(Dataset entries)

========

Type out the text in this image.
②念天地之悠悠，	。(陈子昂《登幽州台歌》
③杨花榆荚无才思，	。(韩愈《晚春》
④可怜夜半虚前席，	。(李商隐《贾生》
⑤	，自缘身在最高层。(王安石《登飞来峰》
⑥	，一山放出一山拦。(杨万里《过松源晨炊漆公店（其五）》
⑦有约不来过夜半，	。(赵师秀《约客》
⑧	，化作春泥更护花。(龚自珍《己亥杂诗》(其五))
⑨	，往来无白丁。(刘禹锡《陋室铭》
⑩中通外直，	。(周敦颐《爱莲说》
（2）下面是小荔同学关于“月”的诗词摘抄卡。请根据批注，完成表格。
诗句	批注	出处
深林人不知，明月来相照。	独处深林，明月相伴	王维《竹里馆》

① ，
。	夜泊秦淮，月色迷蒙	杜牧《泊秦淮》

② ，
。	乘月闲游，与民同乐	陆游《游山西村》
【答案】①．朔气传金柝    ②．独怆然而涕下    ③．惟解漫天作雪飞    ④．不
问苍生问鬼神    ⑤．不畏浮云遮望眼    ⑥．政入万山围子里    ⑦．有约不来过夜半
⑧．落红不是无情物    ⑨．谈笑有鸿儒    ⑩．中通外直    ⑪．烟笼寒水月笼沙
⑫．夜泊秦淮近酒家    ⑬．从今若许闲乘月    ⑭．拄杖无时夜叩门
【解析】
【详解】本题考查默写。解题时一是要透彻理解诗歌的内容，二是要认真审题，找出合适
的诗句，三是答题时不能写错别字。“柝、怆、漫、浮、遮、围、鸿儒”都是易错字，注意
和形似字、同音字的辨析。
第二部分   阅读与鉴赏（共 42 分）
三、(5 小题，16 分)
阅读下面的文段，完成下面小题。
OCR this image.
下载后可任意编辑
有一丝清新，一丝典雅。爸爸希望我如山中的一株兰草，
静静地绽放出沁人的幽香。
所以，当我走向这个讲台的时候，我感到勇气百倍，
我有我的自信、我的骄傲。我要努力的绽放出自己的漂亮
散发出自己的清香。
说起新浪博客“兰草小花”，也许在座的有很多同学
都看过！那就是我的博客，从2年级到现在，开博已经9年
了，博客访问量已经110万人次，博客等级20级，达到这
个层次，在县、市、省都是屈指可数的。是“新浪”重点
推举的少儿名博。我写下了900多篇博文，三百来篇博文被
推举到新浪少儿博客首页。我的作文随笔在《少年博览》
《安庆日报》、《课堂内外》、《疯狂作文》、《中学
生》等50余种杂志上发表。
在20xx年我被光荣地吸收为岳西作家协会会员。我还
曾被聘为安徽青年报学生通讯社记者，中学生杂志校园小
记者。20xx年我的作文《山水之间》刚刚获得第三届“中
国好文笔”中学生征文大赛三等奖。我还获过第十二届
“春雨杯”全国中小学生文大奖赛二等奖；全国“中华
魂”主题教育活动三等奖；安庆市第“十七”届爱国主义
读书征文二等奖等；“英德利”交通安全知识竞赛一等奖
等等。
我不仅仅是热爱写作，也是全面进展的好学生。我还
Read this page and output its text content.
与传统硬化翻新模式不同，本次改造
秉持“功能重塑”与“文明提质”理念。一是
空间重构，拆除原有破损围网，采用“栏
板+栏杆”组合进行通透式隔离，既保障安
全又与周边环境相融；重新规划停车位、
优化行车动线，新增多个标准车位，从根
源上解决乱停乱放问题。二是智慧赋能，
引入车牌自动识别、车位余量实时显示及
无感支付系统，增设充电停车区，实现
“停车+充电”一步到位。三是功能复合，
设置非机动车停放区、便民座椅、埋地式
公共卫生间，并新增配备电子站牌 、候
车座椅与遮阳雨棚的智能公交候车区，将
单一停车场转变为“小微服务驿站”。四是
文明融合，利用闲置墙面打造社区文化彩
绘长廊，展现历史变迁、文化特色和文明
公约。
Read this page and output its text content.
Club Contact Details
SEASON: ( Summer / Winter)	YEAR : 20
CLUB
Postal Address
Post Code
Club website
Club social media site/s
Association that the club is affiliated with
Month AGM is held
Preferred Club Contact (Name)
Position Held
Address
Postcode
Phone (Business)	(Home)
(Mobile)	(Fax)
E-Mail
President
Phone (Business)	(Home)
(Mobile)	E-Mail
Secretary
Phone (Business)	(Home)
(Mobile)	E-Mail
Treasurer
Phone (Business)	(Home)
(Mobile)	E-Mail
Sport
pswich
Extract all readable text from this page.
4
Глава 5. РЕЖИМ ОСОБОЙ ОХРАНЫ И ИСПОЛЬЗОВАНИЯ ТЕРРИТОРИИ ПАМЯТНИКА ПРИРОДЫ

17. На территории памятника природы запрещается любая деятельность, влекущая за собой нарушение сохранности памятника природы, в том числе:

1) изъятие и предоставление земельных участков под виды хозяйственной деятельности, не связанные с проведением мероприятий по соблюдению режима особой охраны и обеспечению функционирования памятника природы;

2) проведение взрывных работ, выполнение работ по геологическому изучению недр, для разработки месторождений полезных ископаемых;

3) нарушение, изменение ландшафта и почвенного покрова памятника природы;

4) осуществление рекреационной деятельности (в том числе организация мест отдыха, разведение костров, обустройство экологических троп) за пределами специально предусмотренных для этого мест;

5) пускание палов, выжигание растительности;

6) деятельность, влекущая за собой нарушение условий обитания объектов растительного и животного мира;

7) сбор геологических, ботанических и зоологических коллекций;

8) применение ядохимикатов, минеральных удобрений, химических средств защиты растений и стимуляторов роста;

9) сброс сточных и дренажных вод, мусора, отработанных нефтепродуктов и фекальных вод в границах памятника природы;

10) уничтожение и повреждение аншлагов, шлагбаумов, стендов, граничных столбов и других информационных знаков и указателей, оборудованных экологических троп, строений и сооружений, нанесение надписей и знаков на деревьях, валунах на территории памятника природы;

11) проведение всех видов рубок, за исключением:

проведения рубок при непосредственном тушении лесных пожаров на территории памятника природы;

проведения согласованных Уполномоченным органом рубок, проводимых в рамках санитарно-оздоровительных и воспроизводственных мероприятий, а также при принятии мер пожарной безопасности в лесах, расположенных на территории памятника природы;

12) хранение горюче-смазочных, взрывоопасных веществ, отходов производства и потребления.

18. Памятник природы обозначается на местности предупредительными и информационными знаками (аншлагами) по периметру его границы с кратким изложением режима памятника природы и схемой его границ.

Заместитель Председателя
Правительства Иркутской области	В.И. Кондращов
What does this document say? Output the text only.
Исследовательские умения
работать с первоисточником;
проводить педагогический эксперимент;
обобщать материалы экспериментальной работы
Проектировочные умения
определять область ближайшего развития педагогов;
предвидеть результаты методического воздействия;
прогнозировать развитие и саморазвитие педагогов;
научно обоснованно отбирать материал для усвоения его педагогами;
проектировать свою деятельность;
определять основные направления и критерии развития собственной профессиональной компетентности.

========

* WHAT IS ASKED *
Write out each line of the data above again, exactly as given.

* EXERCISE OUTPUT *
Type out the text in this image.
②念天地之悠悠，	。(陈子昂《登幽州台歌》
③杨花榆荚无才思，	。(韩愈《晚春》
④可怜夜半虚前席，	。(李商隐《贾生》
⑤	，自缘身在最高层。(王安石《登飞来峰》
⑥	，一山放出一山拦。(杨万里《过松源晨炊漆公店（其五）》
⑦有约不来过夜半，	。(赵师秀《约客》
⑧	，化作春泥更护花。(龚自珍《己亥杂诗》(其五))
⑨	，往来无白丁。(刘禹锡《陋室铭》
⑩中通外直，	。(周敦颐《爱莲说》
（2）下面是小荔同学关于“月”的诗词摘抄卡。请根据批注，完成表格。
诗句	批注	出处
深林人不知，明月来相照。	独处深林，明月相伴	王维《竹里馆》

① ，
。	夜泊秦淮，月色迷蒙	杜牧《泊秦淮》

② ，
。	乘月闲游，与民同乐	陆游《游山西村》
【答案】①．朔气传金柝    ②．独怆然而涕下    ③．惟解漫天作雪飞    ④．不
问苍生问鬼神    ⑤．不畏浮云遮望眼    ⑥．政入万山围子里    ⑦．有约不来过夜半
⑧．落红不是无情物    ⑨．谈笑有鸿儒    ⑩．中通外直    ⑪．烟笼寒水月笼沙
⑫．夜泊秦淮近酒家    ⑬．从今若许闲乘月    ⑭．拄杖无时夜叩门
【解析】
【详解】本题考查默写。解题时一是要透彻理解诗歌的内容，二是要认真审题，找出合适
的诗句，三是答题时不能写错别字。“柝、怆、漫、浮、遮、围、鸿儒”都是易错字，注意
和形似字、同音字的辨析。
第二部分   阅读与鉴赏（共 42 分）
三、(5 小题，16 分)
阅读下面的文段，完成下面小题。
OCR this image.
下载后可任意编辑
有一丝清新，一丝典雅。爸爸希望我如山中的一株兰草，
静静地绽放出沁人的幽香。
所以，当我走向这个讲台的时候，我感到勇气百倍，
我有我的自信、我的骄傲。我要努力的绽放出自己的漂亮
散发出自己的清香。
说起新浪博客“兰草小花”，也许在座的有很多同学
都看过！那就是我的博客，从2年级到现在，开博已经9年
了，博客访问量已经110万人次，博客等级20级，达到这
个层次，在县、市、省都是屈指可数的。是“新浪”重点
推举的少儿名博。我写下了900多篇博文，三百来篇博文被
推举到新浪少儿博客首页。我的作文随笔在《少年博览》
《安庆日报》、《课堂内外》、《疯狂作文》、《中学
生》等50余种杂志上发表。
在20xx年我被光荣地吸收为岳西作家协会会员。我还
曾被聘为安徽青年报学生通讯社记者，中学生杂志校园小
记者。20xx年我的作文《山水之间》刚刚获得第三届“中
国好文笔”中学生征文大赛三等奖。我还获过第十二届
“春雨杯”全国中小学生文大奖赛二等奖；全国“中华
魂”主题教育活动三等奖；安庆市第“十七”届爱国主义
读书征文二等奖等；“英德利”交通安全知识竞赛一等奖
等等。
我不仅仅是热爱写作，也是全面进展的好学生。我还
Read this page and output its text content.
与传统硬化翻新模式不同，本次改造
秉持“功能重塑”与“文明提质”理念。一是
空间重构，拆除原有破损围网，采用“栏
板+栏杆”组合进行通透式隔离，既保障安
全又与周边环境相融；重新规划停车位、
优化行车动线，新增多个标准车位，从根
源上解决乱停乱放问题。二是智慧赋能，
引入车牌自动识别、车位余量实时显示及
无感支付系统，增设充电停车区，实现
“停车+充电”一步到位。三是功能复合，
设置非机动车停放区、便民座椅、埋地式
公共卫生间，并新增配备电子站牌 、候
车座椅与遮阳雨棚的智能公交候车区，将
单一停车场转变为“小微服务驿站”。四是
文明融合，利用闲置墙面打造社区文化彩
绘长廊，展现历史变迁、文化特色和文明
公约。
Read this page and output its text content.
Club Contact Details
SEASON: ( Summer / Winter)	YEAR : 20
CLUB
Postal Address
Post Code
Club website
Club social media site/s
Association that the club is affiliated with
Month AGM is held
Preferred Club Contact (Name)
Position Held
Address
Postcode
Phone (Business)	(Home)
(Mobile)	(Fax)
E-Mail
President
Phone (Business)	(Home)
(Mobile)	E-Mail
Secretary
Phone (Business)	(Home)
(Mobile)	E-Mail
Treasurer
Phone (Business)	(Home)
(Mobile)	E-Mail
Sport
pswich
Extract all readable text from this page.
4
Глава 5. РЕЖИМ ОСОБОЙ ОХРАНЫ И ИСПОЛЬЗОВАНИЯ ТЕРРИТОРИИ ПАМЯТНИКА ПРИРОДЫ

17. На территории памятника природы запрещается любая деятельность, влекущая за собой нарушение сохранности памятника природы, в том числе:

1) изъятие и предоставление земельных участков под виды хозяйственной деятельности, не связанные с проведением мероприятий по соблюдению режима особой охраны и обеспечению функционирования памятника природы;

2) проведение взрывных работ, выполнение работ по геологическому изучению недр, для разработки месторождений полезных ископаемых;

3) нарушение, изменение ландшафта и почвенного покрова памятника природы;

4) осуществление рекреационной деятельности (в том числе организация мест отдыха, разведение костров, обустройство экологических троп) за пределами специально предусмотренных для этого мест;

5) пускание палов, выжигание растительности;

6) деятельность, влекущая за собой нарушение условий обитания объектов растительного и животного мира;

7) сбор геологических, ботанических и зоологических коллекций;

8) применение ядохимикатов, минеральных удобрений, химических средств защиты растений и стимуляторов роста;

9) сброс сточных и дренажных вод, мусора, отработанных нефтепродуктов и фекальных вод в границах памятника природы;

10) уничтожение и повреждение аншлагов, шлагбаумов, стендов, граничных столбов и других информационных знаков и указателей, оборудованных экологических троп, строений и сооружений, нанесение надписей и знаков на деревьях, валунах на территории памятника природы;

11) проведение всех видов рубок, за исключением:

проведения рубок при непосредственном тушении лесных пожаров на территории памятника природы;

проведения согласованных Уполномоченным органом рубок, проводимых в рамках санитарно-оздоровительных и воспроизводственных мероприятий, а также при принятии мер пожарной безопасности в лесах, расположенных на территории памятника природы;

12) хранение горюче-смазочных, взрывоопасных веществ, отходов производства и потребления.

18. Памятник природы обозначается на местности предупредительными и информационными знаками (аншлагами) по периметру его границы с кратким изложением режима памятника природы и схемой его границ.

Заместитель Председателя
Правительства Иркутской области	В.И. Кондращов
What does this document say? Output the text only.
Исследовательские умения
работать с первоисточником;
проводить педагогический эксперимент;
обобщать материалы экспериментальной работы
Проектировочные умения
определять область ближайшего развития педагогов;
предвидеть результаты методического воздействия;
прогнозировать развитие и саморазвитие педагогов;
научно обоснованно отбирать материал для усвоения его педагогами;
проектировать свою деятельность;
определять основные направления и критерии развития собственной профессиональной компетентности.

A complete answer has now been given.